# START OF Given records
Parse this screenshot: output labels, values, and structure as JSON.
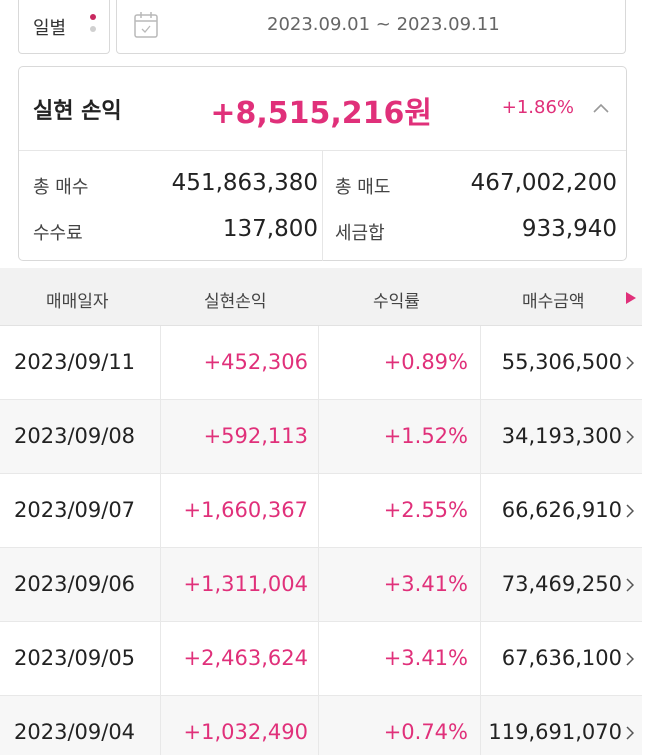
{
  "controls": {
    "period_label": "일별",
    "date_range": "2023.09.01 ~ 2023.09.11"
  },
  "summary": {
    "title": "실현 손익",
    "amount": "+8,515,216원",
    "percent": "+1.86%",
    "items": [
      {
        "label": "총 매수",
        "value": "451,863,380"
      },
      {
        "label": "총 매도",
        "value": "467,002,200"
      },
      {
        "label": "수수료",
        "value": "137,800"
      },
      {
        "label": "세금합",
        "value": "933,940"
      }
    ]
  },
  "table": {
    "headers": [
      "매매일자",
      "실현손익",
      "수익률",
      "매수금액"
    ],
    "rows": [
      {
        "date": "2023/09/11",
        "pnl": "+452,306",
        "rate": "+0.89%",
        "buy": "55,306,500"
      },
      {
        "date": "2023/09/08",
        "pnl": "+592,113",
        "rate": "+1.52%",
        "buy": "34,193,300"
      },
      {
        "date": "2023/09/07",
        "pnl": "+1,660,367",
        "rate": "+2.55%",
        "buy": "66,626,910"
      },
      {
        "date": "2023/09/06",
        "pnl": "+1,311,004",
        "rate": "+3.41%",
        "buy": "73,469,250"
      },
      {
        "date": "2023/09/05",
        "pnl": "+2,463,624",
        "rate": "+3.41%",
        "buy": "67,636,100"
      },
      {
        "date": "2023/09/04",
        "pnl": "+1,032,490",
        "rate": "+0.74%",
        "buy": "119,691,070"
      }
    ]
  },
  "colors": {
    "accent": "#e0307a",
    "header_bg": "#f2f2f2",
    "alt_row_bg": "#f7f7f7"
  },
  "icons": [
    "more-vertical-icon",
    "calendar-icon",
    "chevron-up-icon",
    "scroll-right-icon",
    "chevron-right-icon"
  ]
}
# END OF Given records
### Exercise task
Give back each entry exactly as it appears, with no pictures.

### Exercise result
Parse this screenshot: output labels, values, and structure as JSON.
{
  "controls": {
    "period_label": "일별",
    "date_range": "2023.09.01 ~ 2023.09.11"
  },
  "summary": {
    "title": "실현 손익",
    "amount": "+8,515,216원",
    "percent": "+1.86%",
    "items": [
      {
        "label": "총 매수",
        "value": "451,863,380"
      },
      {
        "label": "총 매도",
        "value": "467,002,200"
      },
      {
        "label": "수수료",
        "value": "137,800"
      },
      {
        "label": "세금합",
        "value": "933,940"
      }
    ]
  },
  "table": {
    "headers": [
      "매매일자",
      "실현손익",
      "수익률",
      "매수금액"
    ],
    "rows": [
      {
        "date": "2023/09/11",
        "pnl": "+452,306",
        "rate": "+0.89%",
        "buy": "55,306,500"
      },
      {
        "date": "2023/09/08",
        "pnl": "+592,113",
        "rate": "+1.52%",
        "buy": "34,193,300"
      },
      {
        "date": "2023/09/07",
        "pnl": "+1,660,367",
        "rate": "+2.55%",
        "buy": "66,626,910"
      },
      {
        "date": "2023/09/06",
        "pnl": "+1,311,004",
        "rate": "+3.41%",
        "buy": "73,469,250"
      },
      {
        "date": "2023/09/05",
        "pnl": "+2,463,624",
        "rate": "+3.41%",
        "buy": "67,636,100"
      },
      {
        "date": "2023/09/04",
        "pnl": "+1,032,490",
        "rate": "+0.74%",
        "buy": "119,691,070"
      }
    ]
  },
  "colors": {
    "accent": "#e0307a",
    "header_bg": "#f2f2f2",
    "alt_row_bg": "#f7f7f7"
  },
  "icons": [
    "more-vertical-icon",
    "calendar-icon",
    "chevron-up-icon",
    "scroll-right-icon",
    "chevron-right-icon"
  ]
}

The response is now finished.